EXTRACTED MATERIAL:

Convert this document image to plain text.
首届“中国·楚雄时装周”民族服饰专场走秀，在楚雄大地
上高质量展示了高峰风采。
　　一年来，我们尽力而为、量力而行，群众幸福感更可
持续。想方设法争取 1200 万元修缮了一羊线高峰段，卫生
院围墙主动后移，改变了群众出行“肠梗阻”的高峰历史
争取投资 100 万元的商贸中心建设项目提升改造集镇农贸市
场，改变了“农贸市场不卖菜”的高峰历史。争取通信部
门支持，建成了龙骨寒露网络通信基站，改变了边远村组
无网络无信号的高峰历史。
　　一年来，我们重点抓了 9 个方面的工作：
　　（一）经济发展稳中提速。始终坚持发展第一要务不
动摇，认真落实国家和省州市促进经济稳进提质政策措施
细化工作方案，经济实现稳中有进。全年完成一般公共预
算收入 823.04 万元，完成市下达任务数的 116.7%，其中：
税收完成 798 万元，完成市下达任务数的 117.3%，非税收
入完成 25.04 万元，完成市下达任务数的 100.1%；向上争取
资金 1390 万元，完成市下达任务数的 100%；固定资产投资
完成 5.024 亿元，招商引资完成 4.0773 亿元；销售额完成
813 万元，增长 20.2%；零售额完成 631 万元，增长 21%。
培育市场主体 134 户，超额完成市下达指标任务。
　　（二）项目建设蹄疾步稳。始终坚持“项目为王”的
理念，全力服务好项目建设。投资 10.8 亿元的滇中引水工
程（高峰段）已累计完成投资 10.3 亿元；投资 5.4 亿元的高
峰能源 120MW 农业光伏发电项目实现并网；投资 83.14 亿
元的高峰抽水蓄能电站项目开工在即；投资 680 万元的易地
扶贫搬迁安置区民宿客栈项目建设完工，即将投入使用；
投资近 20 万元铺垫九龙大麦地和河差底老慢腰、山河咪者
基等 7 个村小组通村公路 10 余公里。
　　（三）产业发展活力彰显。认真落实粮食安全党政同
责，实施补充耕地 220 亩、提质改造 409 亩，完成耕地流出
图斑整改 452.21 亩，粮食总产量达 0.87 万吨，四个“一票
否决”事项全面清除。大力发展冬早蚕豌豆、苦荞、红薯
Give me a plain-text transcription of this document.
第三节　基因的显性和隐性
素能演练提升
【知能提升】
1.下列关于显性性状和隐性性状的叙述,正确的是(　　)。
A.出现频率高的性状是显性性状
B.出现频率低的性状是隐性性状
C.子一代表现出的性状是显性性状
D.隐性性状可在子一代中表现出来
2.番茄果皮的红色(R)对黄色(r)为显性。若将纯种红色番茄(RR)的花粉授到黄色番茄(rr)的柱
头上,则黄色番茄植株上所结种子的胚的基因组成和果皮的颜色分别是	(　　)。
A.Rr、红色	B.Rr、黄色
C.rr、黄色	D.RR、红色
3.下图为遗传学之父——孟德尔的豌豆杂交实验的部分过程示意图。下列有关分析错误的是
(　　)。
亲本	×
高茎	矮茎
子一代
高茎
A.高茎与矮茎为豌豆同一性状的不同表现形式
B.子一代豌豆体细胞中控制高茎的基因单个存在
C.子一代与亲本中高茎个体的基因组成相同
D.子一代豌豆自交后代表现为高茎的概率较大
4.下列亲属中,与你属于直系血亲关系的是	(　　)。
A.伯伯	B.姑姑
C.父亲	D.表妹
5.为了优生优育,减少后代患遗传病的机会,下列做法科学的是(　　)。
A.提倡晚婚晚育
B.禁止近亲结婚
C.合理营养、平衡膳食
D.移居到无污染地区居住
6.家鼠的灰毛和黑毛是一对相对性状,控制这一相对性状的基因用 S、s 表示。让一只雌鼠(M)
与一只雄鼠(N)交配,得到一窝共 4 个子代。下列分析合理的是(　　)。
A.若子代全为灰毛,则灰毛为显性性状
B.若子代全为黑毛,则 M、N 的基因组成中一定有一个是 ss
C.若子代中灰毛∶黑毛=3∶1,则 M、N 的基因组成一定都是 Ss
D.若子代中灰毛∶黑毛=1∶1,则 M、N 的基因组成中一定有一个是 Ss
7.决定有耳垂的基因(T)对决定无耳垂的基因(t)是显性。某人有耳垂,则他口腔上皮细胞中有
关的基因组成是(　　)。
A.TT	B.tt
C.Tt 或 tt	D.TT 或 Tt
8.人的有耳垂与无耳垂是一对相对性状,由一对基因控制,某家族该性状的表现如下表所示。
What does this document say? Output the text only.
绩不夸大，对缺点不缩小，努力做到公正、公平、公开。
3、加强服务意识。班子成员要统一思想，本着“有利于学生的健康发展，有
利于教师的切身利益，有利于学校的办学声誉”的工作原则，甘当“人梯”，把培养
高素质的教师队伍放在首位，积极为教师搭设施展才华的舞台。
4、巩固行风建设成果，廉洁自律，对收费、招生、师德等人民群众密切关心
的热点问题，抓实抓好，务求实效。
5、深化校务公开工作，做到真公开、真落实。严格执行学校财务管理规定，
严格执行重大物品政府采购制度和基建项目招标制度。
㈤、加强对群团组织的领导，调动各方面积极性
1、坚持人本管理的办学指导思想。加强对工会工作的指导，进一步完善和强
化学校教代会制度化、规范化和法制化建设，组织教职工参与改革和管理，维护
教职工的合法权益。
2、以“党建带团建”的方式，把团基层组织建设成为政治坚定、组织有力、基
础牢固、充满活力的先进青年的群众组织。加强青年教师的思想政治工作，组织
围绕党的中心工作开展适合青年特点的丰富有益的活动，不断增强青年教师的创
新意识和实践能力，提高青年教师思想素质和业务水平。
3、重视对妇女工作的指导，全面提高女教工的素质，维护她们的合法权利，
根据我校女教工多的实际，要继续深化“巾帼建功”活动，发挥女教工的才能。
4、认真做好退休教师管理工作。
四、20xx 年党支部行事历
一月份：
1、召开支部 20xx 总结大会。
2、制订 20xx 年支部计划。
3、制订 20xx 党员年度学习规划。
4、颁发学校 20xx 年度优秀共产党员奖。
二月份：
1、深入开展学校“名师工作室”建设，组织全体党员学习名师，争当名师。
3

DESCRIPTION OF THE TASK:
Copy the data above in full, character for character.

RESULT OF THIS TASK:
Convert this document image to plain text.
首届“中国·楚雄时装周”民族服饰专场走秀，在楚雄大地
上高质量展示了高峰风采。
　　一年来，我们尽力而为、量力而行，群众幸福感更可
持续。想方设法争取 1200 万元修缮了一羊线高峰段，卫生
院围墙主动后移，改变了群众出行“肠梗阻”的高峰历史
争取投资 100 万元的商贸中心建设项目提升改造集镇农贸市
场，改变了“农贸市场不卖菜”的高峰历史。争取通信部
门支持，建成了龙骨寒露网络通信基站，改变了边远村组
无网络无信号的高峰历史。
　　一年来，我们重点抓了 9 个方面的工作：
　　（一）经济发展稳中提速。始终坚持发展第一要务不
动摇，认真落实国家和省州市促进经济稳进提质政策措施
细化工作方案，经济实现稳中有进。全年完成一般公共预
算收入 823.04 万元，完成市下达任务数的 116.7%，其中：
税收完成 798 万元，完成市下达任务数的 117.3%，非税收
入完成 25.04 万元，完成市下达任务数的 100.1%；向上争取
资金 1390 万元，完成市下达任务数的 100%；固定资产投资
完成 5.024 亿元，招商引资完成 4.0773 亿元；销售额完成
813 万元，增长 20.2%；零售额完成 631 万元，增长 21%。
培育市场主体 134 户，超额完成市下达指标任务。
　　（二）项目建设蹄疾步稳。始终坚持“项目为王”的
理念，全力服务好项目建设。投资 10.8 亿元的滇中引水工
程（高峰段）已累计完成投资 10.3 亿元；投资 5.4 亿元的高
峰能源 120MW 农业光伏发电项目实现并网；投资 83.14 亿
元的高峰抽水蓄能电站项目开工在即；投资 680 万元的易地
扶贫搬迁安置区民宿客栈项目建设完工，即将投入使用；
投资近 20 万元铺垫九龙大麦地和河差底老慢腰、山河咪者
基等 7 个村小组通村公路 10 余公里。
　　（三）产业发展活力彰显。认真落实粮食安全党政同
责，实施补充耕地 220 亩、提质改造 409 亩，完成耕地流出
图斑整改 452.21 亩，粮食总产量达 0.87 万吨，四个“一票
否决”事项全面清除。大力发展冬早蚕豌豆、苦荞、红薯
Give me a plain-text transcription of this document.
第三节　基因的显性和隐性
素能演练提升
【知能提升】
1.下列关于显性性状和隐性性状的叙述,正确的是(　　)。
A.出现频率高的性状是显性性状
B.出现频率低的性状是隐性性状
C.子一代表现出的性状是显性性状
D.隐性性状可在子一代中表现出来
2.番茄果皮的红色(R)对黄色(r)为显性。若将纯种红色番茄(RR)的花粉授到黄色番茄(rr)的柱
头上,则黄色番茄植株上所结种子的胚的基因组成和果皮的颜色分别是	(　　)。
A.Rr、红色	B.Rr、黄色
C.rr、黄色	D.RR、红色
3.下图为遗传学之父——孟德尔的豌豆杂交实验的部分过程示意图。下列有关分析错误的是
(　　)。
亲本	×
高茎	矮茎
子一代
高茎
A.高茎与矮茎为豌豆同一性状的不同表现形式
B.子一代豌豆体细胞中控制高茎的基因单个存在
C.子一代与亲本中高茎个体的基因组成相同
D.子一代豌豆自交后代表现为高茎的概率较大
4.下列亲属中,与你属于直系血亲关系的是	(　　)。
A.伯伯	B.姑姑
C.父亲	D.表妹
5.为了优生优育,减少后代患遗传病的机会,下列做法科学的是(　　)。
A.提倡晚婚晚育
B.禁止近亲结婚
C.合理营养、平衡膳食
D.移居到无污染地区居住
6.家鼠的灰毛和黑毛是一对相对性状,控制这一相对性状的基因用 S、s 表示。让一只雌鼠(M)
与一只雄鼠(N)交配,得到一窝共 4 个子代。下列分析合理的是(　　)。
A.若子代全为灰毛,则灰毛为显性性状
B.若子代全为黑毛,则 M、N 的基因组成中一定有一个是 ss
C.若子代中灰毛∶黑毛=3∶1,则 M、N 的基因组成一定都是 Ss
D.若子代中灰毛∶黑毛=1∶1,则 M、N 的基因组成中一定有一个是 Ss
7.决定有耳垂的基因(T)对决定无耳垂的基因(t)是显性。某人有耳垂,则他口腔上皮细胞中有
关的基因组成是(　　)。
A.TT	B.tt
C.Tt 或 tt	D.TT 或 Tt
8.人的有耳垂与无耳垂是一对相对性状,由一对基因控制,某家族该性状的表现如下表所示。
What does this document say? Output the text only.
绩不夸大，对缺点不缩小，努力做到公正、公平、公开。
3、加强服务意识。班子成员要统一思想，本着“有利于学生的健康发展，有
利于教师的切身利益，有利于学校的办学声誉”的工作原则，甘当“人梯”，把培养
高素质的教师队伍放在首位，积极为教师搭设施展才华的舞台。
4、巩固行风建设成果，廉洁自律，对收费、招生、师德等人民群众密切关心
的热点问题，抓实抓好，务求实效。
5、深化校务公开工作，做到真公开、真落实。严格执行学校财务管理规定，
严格执行重大物品政府采购制度和基建项目招标制度。
㈤、加强对群团组织的领导，调动各方面积极性
1、坚持人本管理的办学指导思想。加强对工会工作的指导，进一步完善和强
化学校教代会制度化、规范化和法制化建设，组织教职工参与改革和管理，维护
教职工的合法权益。
2、以“党建带团建”的方式，把团基层组织建设成为政治坚定、组织有力、基
础牢固、充满活力的先进青年的群众组织。加强青年教师的思想政治工作，组织
围绕党的中心工作开展适合青年特点的丰富有益的活动，不断增强青年教师的创
新意识和实践能力，提高青年教师思想素质和业务水平。
3、重视对妇女工作的指导，全面提高女教工的素质，维护她们的合法权利，
根据我校女教工多的实际，要继续深化“巾帼建功”活动，发挥女教工的才能。
4、认真做好退休教师管理工作。
四、20xx 年党支部行事历
一月份：
1、召开支部 20xx 总结大会。
2、制订 20xx 年支部计划。
3、制订 20xx 党员年度学习规划。
4、颁发学校 20xx 年度优秀共产党员奖。
二月份：
1、深入开展学校“名师工作室”建设，组织全体党员学习名师，争当名师。
3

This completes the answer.